Figure dataset records
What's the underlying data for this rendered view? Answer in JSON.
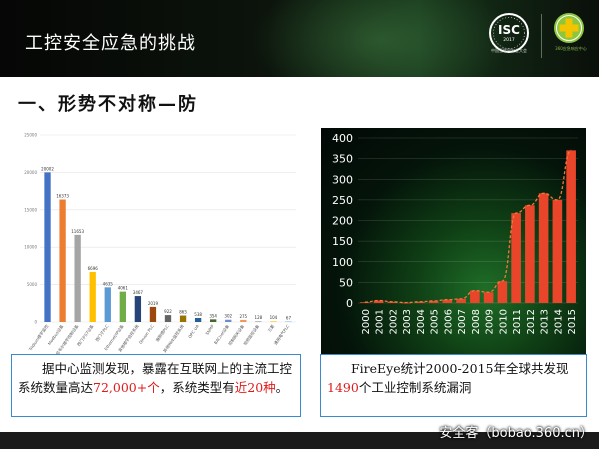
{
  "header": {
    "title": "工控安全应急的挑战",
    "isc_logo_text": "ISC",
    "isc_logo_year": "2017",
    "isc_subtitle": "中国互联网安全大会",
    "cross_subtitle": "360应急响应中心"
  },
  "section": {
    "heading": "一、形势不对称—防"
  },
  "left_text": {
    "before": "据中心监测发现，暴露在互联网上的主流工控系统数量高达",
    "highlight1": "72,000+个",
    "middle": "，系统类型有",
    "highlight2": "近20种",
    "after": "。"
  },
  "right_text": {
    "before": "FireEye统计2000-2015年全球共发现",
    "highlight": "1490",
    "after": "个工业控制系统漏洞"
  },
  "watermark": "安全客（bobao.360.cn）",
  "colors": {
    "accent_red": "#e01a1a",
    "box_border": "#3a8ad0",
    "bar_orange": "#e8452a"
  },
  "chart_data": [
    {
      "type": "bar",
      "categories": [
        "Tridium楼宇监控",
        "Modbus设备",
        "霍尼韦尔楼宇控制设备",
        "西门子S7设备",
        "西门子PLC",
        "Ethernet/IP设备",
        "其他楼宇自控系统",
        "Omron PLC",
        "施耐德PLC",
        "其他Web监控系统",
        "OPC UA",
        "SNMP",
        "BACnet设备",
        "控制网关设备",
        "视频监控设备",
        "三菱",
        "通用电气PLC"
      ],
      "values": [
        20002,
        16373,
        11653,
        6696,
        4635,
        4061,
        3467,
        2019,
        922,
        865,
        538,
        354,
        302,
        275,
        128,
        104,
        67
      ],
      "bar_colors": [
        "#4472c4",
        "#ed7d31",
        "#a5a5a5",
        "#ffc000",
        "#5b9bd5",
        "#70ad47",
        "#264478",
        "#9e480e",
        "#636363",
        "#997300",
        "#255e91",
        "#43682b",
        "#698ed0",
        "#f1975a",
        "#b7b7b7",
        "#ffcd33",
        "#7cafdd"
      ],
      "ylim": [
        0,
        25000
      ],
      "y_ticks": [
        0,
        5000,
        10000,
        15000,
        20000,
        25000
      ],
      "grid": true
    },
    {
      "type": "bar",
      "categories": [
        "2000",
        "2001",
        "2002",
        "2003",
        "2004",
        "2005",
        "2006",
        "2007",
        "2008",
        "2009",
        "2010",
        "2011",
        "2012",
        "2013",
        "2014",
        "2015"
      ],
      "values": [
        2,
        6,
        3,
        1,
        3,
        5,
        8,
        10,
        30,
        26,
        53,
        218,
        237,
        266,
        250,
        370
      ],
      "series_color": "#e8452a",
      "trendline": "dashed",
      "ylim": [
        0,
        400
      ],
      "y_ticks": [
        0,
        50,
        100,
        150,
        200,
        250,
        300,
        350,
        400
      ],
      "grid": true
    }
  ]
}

Exercise instructions =
Your copy of the data above should match it exactly, except that pictures are left out.

Reply =
What's the underlying data for this rendered view? Answer in JSON.
{
  "header": {
    "title": "工控安全应急的挑战",
    "isc_logo_text": "ISC",
    "isc_logo_year": "2017",
    "isc_subtitle": "中国互联网安全大会",
    "cross_subtitle": "360应急响应中心"
  },
  "section": {
    "heading": "一、形势不对称—防"
  },
  "left_text": {
    "before": "据中心监测发现，暴露在互联网上的主流工控系统数量高达",
    "highlight1": "72,000+个",
    "middle": "，系统类型有",
    "highlight2": "近20种",
    "after": "。"
  },
  "right_text": {
    "before": "FireEye统计2000-2015年全球共发现",
    "highlight": "1490",
    "after": "个工业控制系统漏洞"
  },
  "watermark": "安全客（bobao.360.cn）",
  "colors": {
    "accent_red": "#e01a1a",
    "box_border": "#3a8ad0",
    "bar_orange": "#e8452a"
  },
  "chart_data": [
    {
      "type": "bar",
      "categories": [
        "Tridium楼宇监控",
        "Modbus设备",
        "霍尼韦尔楼宇控制设备",
        "西门子S7设备",
        "西门子PLC",
        "Ethernet/IP设备",
        "其他楼宇自控系统",
        "Omron PLC",
        "施耐德PLC",
        "其他Web监控系统",
        "OPC UA",
        "SNMP",
        "BACnet设备",
        "控制网关设备",
        "视频监控设备",
        "三菱",
        "通用电气PLC"
      ],
      "values": [
        20002,
        16373,
        11653,
        6696,
        4635,
        4061,
        3467,
        2019,
        922,
        865,
        538,
        354,
        302,
        275,
        128,
        104,
        67
      ],
      "bar_colors": [
        "#4472c4",
        "#ed7d31",
        "#a5a5a5",
        "#ffc000",
        "#5b9bd5",
        "#70ad47",
        "#264478",
        "#9e480e",
        "#636363",
        "#997300",
        "#255e91",
        "#43682b",
        "#698ed0",
        "#f1975a",
        "#b7b7b7",
        "#ffcd33",
        "#7cafdd"
      ],
      "ylim": [
        0,
        25000
      ],
      "y_ticks": [
        0,
        5000,
        10000,
        15000,
        20000,
        25000
      ],
      "grid": true
    },
    {
      "type": "bar",
      "categories": [
        "2000",
        "2001",
        "2002",
        "2003",
        "2004",
        "2005",
        "2006",
        "2007",
        "2008",
        "2009",
        "2010",
        "2011",
        "2012",
        "2013",
        "2014",
        "2015"
      ],
      "values": [
        2,
        6,
        3,
        1,
        3,
        5,
        8,
        10,
        30,
        26,
        53,
        218,
        237,
        266,
        250,
        370
      ],
      "series_color": "#e8452a",
      "trendline": "dashed",
      "ylim": [
        0,
        400
      ],
      "y_ticks": [
        0,
        50,
        100,
        150,
        200,
        250,
        300,
        350,
        400
      ],
      "grid": true
    }
  ]
}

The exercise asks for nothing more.